Start of RECORDS SHOWN
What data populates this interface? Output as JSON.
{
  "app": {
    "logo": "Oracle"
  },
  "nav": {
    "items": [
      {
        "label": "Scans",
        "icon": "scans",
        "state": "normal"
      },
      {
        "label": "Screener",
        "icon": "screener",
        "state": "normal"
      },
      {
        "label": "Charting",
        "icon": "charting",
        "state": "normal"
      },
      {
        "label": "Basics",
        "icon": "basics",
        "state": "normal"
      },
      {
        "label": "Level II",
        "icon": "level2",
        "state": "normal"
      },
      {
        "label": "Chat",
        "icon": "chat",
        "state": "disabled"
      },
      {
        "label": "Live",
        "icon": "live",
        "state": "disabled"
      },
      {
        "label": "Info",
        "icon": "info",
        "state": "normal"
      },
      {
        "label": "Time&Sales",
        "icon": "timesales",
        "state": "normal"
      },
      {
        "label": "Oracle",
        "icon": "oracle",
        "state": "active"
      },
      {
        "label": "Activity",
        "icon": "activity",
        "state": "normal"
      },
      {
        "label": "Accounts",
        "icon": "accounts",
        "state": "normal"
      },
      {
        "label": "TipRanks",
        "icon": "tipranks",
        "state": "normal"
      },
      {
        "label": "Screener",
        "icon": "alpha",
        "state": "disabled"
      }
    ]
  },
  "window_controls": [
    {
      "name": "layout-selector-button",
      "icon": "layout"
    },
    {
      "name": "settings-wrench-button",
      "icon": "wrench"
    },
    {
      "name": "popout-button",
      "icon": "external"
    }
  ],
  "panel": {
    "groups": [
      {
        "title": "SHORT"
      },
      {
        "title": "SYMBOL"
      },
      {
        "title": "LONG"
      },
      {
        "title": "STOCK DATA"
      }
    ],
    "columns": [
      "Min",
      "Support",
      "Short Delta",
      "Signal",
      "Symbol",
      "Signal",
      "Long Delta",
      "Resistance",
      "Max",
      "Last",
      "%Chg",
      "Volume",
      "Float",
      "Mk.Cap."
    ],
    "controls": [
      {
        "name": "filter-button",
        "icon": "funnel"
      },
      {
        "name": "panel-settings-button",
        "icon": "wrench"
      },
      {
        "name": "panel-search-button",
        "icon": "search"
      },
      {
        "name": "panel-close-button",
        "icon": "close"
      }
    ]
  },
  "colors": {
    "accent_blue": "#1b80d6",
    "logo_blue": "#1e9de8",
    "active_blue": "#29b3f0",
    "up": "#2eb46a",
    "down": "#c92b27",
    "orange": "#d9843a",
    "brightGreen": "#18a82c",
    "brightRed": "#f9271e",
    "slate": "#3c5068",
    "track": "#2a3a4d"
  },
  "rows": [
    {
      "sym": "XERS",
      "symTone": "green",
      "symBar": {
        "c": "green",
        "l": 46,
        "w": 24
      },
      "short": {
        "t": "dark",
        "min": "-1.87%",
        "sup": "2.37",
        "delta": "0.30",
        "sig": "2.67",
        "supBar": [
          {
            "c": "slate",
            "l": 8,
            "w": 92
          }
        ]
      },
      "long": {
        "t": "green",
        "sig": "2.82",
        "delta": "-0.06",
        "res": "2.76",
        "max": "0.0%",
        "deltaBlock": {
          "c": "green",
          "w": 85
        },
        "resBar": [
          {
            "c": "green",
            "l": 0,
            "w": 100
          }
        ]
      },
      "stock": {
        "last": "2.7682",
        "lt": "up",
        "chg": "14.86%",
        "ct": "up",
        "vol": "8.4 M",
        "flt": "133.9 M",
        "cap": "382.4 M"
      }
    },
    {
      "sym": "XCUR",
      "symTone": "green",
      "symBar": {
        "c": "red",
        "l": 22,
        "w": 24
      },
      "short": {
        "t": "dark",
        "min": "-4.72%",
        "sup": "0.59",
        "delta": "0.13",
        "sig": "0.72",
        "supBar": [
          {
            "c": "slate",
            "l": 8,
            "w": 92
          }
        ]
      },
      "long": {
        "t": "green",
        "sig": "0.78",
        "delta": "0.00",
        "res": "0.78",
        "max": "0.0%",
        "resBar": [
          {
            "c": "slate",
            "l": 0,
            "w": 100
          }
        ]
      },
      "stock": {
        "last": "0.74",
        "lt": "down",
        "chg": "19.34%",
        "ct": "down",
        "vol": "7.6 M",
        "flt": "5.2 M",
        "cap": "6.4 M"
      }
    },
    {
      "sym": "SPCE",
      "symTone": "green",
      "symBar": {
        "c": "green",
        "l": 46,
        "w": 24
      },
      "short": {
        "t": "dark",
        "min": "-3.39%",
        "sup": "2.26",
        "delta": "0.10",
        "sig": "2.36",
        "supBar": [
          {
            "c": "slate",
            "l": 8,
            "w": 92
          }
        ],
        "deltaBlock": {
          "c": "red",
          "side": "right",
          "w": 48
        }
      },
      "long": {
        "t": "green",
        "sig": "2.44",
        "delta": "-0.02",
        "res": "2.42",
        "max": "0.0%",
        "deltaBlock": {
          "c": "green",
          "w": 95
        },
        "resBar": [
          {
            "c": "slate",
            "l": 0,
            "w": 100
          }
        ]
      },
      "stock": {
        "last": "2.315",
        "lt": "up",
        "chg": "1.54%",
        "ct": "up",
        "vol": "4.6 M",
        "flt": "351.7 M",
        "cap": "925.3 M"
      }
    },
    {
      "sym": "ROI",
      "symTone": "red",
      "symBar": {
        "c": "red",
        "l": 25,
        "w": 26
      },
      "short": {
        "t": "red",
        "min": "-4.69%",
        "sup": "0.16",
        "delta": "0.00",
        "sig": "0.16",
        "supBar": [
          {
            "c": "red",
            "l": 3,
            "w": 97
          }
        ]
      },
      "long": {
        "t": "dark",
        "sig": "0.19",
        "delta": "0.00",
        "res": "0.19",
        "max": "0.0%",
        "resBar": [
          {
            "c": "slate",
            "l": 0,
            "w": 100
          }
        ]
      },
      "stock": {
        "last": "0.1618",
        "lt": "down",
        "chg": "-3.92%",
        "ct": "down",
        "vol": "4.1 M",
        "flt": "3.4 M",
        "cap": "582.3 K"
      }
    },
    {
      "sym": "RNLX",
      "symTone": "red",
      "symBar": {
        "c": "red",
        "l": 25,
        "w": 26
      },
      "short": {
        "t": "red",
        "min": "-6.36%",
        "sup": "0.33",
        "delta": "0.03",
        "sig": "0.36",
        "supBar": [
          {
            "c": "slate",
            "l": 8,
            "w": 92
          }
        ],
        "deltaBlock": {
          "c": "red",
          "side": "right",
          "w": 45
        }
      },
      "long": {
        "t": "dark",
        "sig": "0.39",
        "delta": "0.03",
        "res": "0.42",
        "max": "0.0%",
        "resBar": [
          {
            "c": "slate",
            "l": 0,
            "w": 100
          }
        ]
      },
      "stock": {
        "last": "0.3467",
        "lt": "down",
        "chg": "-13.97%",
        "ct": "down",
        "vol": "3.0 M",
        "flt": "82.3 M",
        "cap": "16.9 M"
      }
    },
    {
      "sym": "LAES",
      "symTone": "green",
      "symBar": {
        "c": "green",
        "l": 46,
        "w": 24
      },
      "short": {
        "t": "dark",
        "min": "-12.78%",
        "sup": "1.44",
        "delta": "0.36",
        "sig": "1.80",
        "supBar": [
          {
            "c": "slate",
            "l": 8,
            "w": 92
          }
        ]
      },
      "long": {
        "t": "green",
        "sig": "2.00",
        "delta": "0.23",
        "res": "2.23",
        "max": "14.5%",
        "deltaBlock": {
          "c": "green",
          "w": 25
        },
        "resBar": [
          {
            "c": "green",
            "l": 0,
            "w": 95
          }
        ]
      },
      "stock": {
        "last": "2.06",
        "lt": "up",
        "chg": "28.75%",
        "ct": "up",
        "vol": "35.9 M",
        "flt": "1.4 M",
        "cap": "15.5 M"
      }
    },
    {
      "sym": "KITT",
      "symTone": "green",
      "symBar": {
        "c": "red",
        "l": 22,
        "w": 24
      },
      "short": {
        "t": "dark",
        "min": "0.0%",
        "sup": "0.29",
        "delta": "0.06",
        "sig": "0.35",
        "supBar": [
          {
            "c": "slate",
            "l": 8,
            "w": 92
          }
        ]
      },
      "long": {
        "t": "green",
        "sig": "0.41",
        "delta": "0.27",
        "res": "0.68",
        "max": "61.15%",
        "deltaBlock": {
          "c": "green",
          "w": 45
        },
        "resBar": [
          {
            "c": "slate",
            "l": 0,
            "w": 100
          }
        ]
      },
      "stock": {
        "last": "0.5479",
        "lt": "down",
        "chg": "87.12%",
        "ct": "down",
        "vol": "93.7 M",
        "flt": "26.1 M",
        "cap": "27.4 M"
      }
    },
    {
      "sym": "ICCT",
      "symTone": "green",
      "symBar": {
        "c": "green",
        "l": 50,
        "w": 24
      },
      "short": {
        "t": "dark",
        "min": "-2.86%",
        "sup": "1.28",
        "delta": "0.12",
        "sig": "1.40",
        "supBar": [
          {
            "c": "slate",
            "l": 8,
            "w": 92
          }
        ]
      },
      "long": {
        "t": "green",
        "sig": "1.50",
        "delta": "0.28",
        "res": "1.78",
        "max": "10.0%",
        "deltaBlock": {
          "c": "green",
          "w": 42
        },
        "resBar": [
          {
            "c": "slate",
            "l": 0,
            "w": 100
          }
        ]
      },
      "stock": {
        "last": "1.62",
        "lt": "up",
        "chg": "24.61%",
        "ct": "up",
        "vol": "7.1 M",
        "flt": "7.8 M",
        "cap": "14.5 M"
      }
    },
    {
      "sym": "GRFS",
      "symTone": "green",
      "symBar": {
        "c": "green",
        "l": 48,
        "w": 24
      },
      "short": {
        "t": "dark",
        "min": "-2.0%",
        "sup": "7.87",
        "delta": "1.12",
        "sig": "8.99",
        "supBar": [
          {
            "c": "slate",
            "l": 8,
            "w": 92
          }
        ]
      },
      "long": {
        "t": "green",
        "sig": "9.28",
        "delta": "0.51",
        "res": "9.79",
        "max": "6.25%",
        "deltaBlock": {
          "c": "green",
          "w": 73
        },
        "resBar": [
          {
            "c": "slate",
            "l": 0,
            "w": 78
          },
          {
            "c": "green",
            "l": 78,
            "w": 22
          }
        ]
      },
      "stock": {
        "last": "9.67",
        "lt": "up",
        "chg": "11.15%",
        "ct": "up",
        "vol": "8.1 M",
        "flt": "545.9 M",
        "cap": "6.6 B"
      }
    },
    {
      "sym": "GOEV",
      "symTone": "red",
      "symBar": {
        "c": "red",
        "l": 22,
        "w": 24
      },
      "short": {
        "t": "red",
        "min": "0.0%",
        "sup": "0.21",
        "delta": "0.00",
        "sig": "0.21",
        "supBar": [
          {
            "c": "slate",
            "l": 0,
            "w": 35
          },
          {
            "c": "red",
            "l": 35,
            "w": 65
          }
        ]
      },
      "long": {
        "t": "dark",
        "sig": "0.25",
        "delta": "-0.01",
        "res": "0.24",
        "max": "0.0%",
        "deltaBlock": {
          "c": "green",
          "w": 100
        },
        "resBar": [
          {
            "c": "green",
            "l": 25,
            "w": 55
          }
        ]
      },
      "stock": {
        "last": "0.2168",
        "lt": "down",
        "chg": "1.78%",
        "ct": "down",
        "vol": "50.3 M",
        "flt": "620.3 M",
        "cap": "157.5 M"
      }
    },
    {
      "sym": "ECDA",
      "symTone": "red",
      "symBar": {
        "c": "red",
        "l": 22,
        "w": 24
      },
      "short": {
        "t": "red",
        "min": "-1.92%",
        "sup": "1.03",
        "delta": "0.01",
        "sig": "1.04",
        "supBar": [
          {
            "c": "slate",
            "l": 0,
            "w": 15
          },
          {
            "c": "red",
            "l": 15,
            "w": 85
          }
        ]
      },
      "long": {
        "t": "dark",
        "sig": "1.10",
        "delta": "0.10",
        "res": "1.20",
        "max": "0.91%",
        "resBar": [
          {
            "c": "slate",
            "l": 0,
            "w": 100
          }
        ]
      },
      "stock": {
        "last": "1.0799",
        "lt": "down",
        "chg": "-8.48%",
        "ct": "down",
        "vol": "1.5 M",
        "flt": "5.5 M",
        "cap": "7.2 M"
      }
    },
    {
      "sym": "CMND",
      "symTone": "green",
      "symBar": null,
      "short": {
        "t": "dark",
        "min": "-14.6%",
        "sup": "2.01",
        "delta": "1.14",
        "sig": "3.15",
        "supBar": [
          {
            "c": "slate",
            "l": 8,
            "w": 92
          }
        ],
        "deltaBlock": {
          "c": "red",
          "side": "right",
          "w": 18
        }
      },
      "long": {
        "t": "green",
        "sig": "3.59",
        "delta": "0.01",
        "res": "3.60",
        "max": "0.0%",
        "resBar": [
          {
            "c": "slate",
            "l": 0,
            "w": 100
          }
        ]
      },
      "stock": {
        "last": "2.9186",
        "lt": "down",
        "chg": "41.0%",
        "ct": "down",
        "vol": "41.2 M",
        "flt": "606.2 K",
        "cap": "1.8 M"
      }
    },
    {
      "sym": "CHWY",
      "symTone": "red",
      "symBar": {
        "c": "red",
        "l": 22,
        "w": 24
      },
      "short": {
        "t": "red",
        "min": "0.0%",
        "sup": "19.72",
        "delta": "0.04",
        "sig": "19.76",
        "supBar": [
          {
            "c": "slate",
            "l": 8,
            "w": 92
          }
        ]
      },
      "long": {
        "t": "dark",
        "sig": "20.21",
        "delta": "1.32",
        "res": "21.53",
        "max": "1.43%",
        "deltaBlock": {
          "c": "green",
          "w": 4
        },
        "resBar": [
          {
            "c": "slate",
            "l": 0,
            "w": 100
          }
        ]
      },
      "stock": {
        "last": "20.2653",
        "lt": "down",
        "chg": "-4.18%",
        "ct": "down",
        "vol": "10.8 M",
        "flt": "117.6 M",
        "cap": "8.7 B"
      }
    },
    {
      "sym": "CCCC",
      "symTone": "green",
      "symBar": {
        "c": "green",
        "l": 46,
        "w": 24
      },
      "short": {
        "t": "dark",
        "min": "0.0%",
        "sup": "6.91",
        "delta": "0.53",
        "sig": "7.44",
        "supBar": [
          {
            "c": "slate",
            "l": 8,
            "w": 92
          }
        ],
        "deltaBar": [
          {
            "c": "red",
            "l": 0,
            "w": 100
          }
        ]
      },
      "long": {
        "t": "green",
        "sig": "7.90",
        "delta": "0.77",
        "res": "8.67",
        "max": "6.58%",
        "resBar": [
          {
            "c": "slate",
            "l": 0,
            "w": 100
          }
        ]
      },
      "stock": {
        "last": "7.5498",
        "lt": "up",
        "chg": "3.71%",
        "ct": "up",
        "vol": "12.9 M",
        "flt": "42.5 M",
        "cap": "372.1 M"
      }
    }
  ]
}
End of RECORDS SHOWN
Every line in the data above that contains "settings" needs to be copied.

**SOLVED EXERCISE**
      "name": "settings-wrench-button",
        "name": "panel-settings-button",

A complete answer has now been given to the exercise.